What is expected: Give the entries back exactly, dropping each image.

(Saved entries)

________

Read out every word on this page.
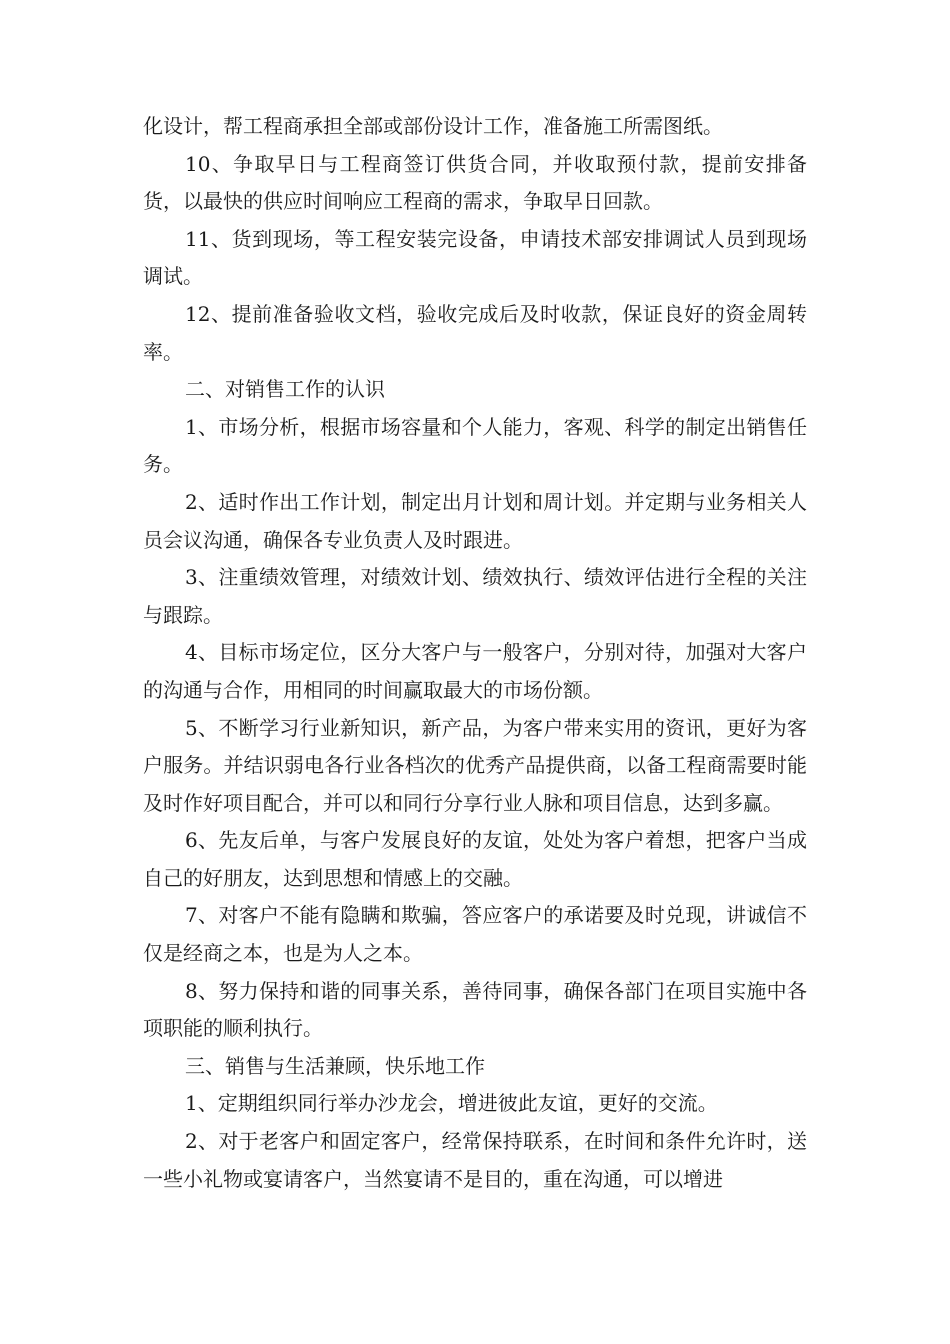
化设计，帮工程商承担全部或部份设计工作，准备施工所需图纸。

10、争取早日与工程商签订供货合同，并收取预付款，提前安排备货，以最快的供应时间响应工程商的需求，争取早日回款。

11、货到现场，等工程安装完设备，申请技术部安排调试人员到现场调试。

12、提前准备验收文档，验收完成后及时收款，保证良好的资金周转率。

二、对销售工作的认识

1、市场分析，根据市场容量和个人能力，客观、科学的制定出销售任务。

2、适时作出工作计划，制定出月计划和周计划。并定期与业务相关人员会议沟通，确保各专业负责人及时跟进。

3、注重绩效管理，对绩效计划、绩效执行、绩效评估进行全程的关注与跟踪。

4、目标市场定位，区分大客户与一般客户，分别对待，加强对大客户的沟通与合作，用相同的时间赢取最大的市场份额。

5、不断学习行业新知识，新产品，为客户带来实用的资讯，更好为客户服务。并结识弱电各行业各档次的优秀产品提供商，以备工程商需要时能及时作好项目配合，并可以和同行分享行业人脉和项目信息，达到多赢。

6、先友后单，与客户发展良好的友谊，处处为客户着想，把客户当成自己的好朋友，达到思想和情感上的交融。

7、对客户不能有隐瞒和欺骗，答应客户的承诺要及时兑现，讲诚信不仅是经商之本，也是为人之本。

8、努力保持和谐的同事关系，善待同事，确保各部门在项目实施中各项职能的顺利执行。

三、销售与生活兼顾，快乐地工作

1、定期组织同行举办沙龙会，增进彼此友谊，更好的交流。

2、对于老客户和固定客户，经常保持联系，在时间和条件允许时，送一些小礼物或宴请客户，当然宴请不是目的，重在沟通，可以增进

________

Answer for the task:
Read out every word on this page.
化设计，帮工程商承担全部或部份设计工作，准备施工所需图纸。

10、争取早日与工程商签订供货合同，并收取预付款，提前安排备货，以最快的供应时间响应工程商的需求，争取早日回款。

11、货到现场，等工程安装完设备，申请技术部安排调试人员到现场调试。

12、提前准备验收文档，验收完成后及时收款，保证良好的资金周转率。

二、对销售工作的认识

1、市场分析，根据市场容量和个人能力，客观、科学的制定出销售任务。

2、适时作出工作计划，制定出月计划和周计划。并定期与业务相关人员会议沟通，确保各专业负责人及时跟进。

3、注重绩效管理，对绩效计划、绩效执行、绩效评估进行全程的关注与跟踪。

4、目标市场定位，区分大客户与一般客户，分别对待，加强对大客户的沟通与合作，用相同的时间赢取最大的市场份额。

5、不断学习行业新知识，新产品，为客户带来实用的资讯，更好为客户服务。并结识弱电各行业各档次的优秀产品提供商，以备工程商需要时能及时作好项目配合，并可以和同行分享行业人脉和项目信息，达到多赢。

6、先友后单，与客户发展良好的友谊，处处为客户着想，把客户当成自己的好朋友，达到思想和情感上的交融。

7、对客户不能有隐瞒和欺骗，答应客户的承诺要及时兑现，讲诚信不仅是经商之本，也是为人之本。

8、努力保持和谐的同事关系，善待同事，确保各部门在项目实施中各项职能的顺利执行。

三、销售与生活兼顾，快乐地工作

1、定期组织同行举办沙龙会，增进彼此友谊，更好的交流。

2、对于老客户和固定客户，经常保持联系，在时间和条件允许时，送一些小礼物或宴请客户，当然宴请不是目的，重在沟通，可以增进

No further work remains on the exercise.